__Given text__
▽
This invention relates to abrasive compacts.
Abrasive compacts are used extensively in cutting, milling, grinding, drilling and other abrasive operations. Abrasive compacts consist of a mass of diamond or cubic boron nitride particles bonded into a coherent, polycrystalline hard conglomerate. The abrasive particle content of abrasive compacts is high and there is an extensive amount of direct particle-to-particle bonding. Abrasive compacts are generally made under elevated temperature and pressure conditions at which the abrasive particle, be it diamond or cubic boron nitride, is crystallographically stable.
Abrasive compacts tend to be brittle and in use they are frequently supported by being bonded to a cemented carbide substrate or support. Such supported abrasive compacts are known in the art as composite abrasive compacts. The composite abrasive compact may be used as such in the working surface of an abrasive tool.
Examples of composite abrasive compacts can be found described in U.S. Pat. Nos. 3,745,623, 3,767,371 and 3,743,489.
Composite abrasive compacts are generally produced by placing the components, in powdered form, necessary to form an abrasive compact on a cemented carbide substrate. This unbonded assembly is placed in a reaction capsule which is then placed in the reaction zone of a conventional high pressure/high temperture apparatus. The contents of the reaction capsule are subjected to suitable conditions of elevated temperature and pressure.
Diamond abrasive compacts of the type described in the above mentioned U.S. patent specifications tend to be thermally sensitive and degrade when exposed to temperatures in excess of 700.degree. C. Diamond abrasive compacts are known which are thermally stable at temperatures well in excess of 700.degree. C. and these compacts are known as thermally stable diamond compacts. Examples of such compacts are described in British Patent No. 2158086 and U.S. Pats. Nos. 4,224,380 and 4,534,773.
△
__Supplied entries__
▽
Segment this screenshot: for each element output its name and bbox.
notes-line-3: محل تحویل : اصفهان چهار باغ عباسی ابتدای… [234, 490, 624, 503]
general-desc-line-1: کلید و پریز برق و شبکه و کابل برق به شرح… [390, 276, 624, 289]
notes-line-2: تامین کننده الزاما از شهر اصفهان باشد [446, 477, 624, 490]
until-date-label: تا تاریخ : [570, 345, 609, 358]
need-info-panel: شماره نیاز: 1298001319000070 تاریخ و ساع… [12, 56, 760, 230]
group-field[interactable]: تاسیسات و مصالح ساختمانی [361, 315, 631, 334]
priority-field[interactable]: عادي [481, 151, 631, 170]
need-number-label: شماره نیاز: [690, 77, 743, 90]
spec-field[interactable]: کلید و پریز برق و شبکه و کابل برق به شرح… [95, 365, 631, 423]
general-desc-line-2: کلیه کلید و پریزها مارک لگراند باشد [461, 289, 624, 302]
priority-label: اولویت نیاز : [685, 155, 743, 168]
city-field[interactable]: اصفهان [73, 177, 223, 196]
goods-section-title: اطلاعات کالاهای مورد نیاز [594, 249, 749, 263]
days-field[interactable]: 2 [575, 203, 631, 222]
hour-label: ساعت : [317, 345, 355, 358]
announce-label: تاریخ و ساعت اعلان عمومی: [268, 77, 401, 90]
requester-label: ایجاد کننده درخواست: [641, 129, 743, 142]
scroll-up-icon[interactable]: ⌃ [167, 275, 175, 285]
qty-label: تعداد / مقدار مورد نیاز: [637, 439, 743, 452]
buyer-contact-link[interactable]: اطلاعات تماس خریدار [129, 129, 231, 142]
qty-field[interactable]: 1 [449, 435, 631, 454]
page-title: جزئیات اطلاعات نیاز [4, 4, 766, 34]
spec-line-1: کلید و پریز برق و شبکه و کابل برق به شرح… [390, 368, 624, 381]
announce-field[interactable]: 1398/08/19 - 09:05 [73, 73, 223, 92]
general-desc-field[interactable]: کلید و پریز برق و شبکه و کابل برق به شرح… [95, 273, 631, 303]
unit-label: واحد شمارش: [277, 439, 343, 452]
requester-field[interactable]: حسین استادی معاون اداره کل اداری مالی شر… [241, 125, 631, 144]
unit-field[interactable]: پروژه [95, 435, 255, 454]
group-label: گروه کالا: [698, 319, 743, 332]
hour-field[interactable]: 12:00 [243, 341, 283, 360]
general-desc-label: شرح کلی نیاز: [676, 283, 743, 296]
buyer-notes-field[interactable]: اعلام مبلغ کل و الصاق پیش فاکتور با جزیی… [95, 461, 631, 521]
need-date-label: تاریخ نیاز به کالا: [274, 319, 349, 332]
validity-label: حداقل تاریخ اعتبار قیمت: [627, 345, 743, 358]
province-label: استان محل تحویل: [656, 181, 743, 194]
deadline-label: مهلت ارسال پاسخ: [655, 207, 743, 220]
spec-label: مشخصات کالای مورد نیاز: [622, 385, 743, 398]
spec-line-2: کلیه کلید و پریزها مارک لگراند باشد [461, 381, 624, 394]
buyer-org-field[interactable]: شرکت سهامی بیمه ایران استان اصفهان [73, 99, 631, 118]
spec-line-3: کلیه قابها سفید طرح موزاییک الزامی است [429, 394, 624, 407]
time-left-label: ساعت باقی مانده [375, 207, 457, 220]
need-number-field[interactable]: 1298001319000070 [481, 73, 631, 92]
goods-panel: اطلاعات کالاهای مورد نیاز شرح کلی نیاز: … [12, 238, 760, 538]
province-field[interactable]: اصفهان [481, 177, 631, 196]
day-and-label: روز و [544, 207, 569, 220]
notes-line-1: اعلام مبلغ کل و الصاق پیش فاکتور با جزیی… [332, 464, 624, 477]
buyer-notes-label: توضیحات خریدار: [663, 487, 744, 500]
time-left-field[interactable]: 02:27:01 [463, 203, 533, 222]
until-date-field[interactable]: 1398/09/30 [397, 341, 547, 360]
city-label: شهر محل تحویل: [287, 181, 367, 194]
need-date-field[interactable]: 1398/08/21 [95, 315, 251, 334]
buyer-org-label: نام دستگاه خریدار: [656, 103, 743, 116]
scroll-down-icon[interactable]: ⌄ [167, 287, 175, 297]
△
__Exercise tasks__
1. In the abrasive compacts text:
(a) Which two kinds of particles can make up the mass of an abrasive compact?
(b) What are abrasive compacts often bonded to in use, because they tend to be brittle?
(c) Above what temperature do the diamond compacts described in the cited U.S. patents degrade?
2. Could you resume the abrasive compacts text where it stops?
This data comes from a different source than the abrasive compacts text.

__Activity answers__
1.
(a) Diamond or cubic boron nitride.
(b) A cemented carbide substrate or support.
(c) 700 °C.

2.
As mentioned above, abrasive compacts are used in a variety of applications such as cutting, drilling, grinding and in mining picks. In some of these applications large abrasive compacts are used and this gives rise to spalling problems. Spalling occurs when cracks develop in or behing the cutting edge or point due to the large forces which act on that point or edge and the cracks propogate through the compact layer.
U.S. Pat. No. 4,525,179 describes a method of making a diamond or cubic boron nitride compact by providing partitions within the particulate mass which is placed in the high pressure/high temperature apparatus. The material of the strips is typically a metal of Group IIIB, IVB, VB, VIB, VIIB or VII or an alloy thereof. After sintering the partition layers are removed by leaching which will also remove the metallic phase present in the compact. What is produced is a plurality of smaller compacts of various shapes.
This specification also states that the embedded partition strips may remain in the sintered mass and serve as chip arresters which limit the movement of fractures within the diamond or cubic boron nitride compact. However, such compacts, depending on the nature of the material of the partition strip, are likely to be particularly temperature sensitive.